To do: Using the records provided below, locate and copy each line that contains the word "JSON".
·····
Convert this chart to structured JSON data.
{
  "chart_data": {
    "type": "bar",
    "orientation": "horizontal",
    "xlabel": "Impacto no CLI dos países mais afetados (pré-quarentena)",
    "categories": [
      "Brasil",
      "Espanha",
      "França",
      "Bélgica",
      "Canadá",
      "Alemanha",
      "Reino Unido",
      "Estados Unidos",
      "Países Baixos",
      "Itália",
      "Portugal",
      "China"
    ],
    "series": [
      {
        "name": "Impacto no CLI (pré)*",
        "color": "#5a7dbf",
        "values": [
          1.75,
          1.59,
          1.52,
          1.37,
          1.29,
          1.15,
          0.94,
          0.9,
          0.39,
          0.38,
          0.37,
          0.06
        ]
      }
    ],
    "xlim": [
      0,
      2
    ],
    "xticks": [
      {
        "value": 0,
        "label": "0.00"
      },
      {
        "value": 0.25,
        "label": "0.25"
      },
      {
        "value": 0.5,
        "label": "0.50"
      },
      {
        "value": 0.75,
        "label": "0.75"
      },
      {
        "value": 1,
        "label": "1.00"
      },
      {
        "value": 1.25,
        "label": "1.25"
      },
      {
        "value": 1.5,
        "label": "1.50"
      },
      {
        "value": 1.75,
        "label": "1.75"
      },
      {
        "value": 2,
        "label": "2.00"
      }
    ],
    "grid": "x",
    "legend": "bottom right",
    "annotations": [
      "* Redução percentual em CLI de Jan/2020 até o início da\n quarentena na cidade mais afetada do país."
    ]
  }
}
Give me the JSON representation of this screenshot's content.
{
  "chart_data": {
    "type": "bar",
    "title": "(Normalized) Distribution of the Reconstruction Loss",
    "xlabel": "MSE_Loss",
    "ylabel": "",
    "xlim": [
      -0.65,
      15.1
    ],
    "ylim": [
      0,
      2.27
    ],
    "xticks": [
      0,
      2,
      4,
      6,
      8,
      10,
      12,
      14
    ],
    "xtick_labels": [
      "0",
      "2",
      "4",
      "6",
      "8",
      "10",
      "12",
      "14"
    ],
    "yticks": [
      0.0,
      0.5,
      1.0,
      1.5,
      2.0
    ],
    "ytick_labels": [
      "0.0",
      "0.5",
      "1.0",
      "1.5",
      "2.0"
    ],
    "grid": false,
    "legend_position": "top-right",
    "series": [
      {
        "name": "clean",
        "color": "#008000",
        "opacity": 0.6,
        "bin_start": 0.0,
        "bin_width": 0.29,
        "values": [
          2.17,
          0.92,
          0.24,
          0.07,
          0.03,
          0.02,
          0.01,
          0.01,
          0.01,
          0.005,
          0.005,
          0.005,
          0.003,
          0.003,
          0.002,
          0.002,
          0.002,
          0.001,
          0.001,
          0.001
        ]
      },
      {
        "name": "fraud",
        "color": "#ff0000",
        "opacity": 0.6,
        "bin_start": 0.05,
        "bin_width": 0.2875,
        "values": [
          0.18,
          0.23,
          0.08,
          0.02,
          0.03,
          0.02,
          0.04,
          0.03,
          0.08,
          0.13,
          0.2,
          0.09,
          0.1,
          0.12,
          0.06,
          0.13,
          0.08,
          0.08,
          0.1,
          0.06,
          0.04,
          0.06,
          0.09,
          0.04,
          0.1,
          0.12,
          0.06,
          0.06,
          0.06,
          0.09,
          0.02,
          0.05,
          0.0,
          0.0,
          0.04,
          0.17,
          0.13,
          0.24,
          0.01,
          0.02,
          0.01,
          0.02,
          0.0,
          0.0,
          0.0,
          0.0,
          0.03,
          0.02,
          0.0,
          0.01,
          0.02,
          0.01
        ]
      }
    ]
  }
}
·····
Full answer:
Convert this chart to structured JSON data.
Give me the JSON representation of this screenshot's content.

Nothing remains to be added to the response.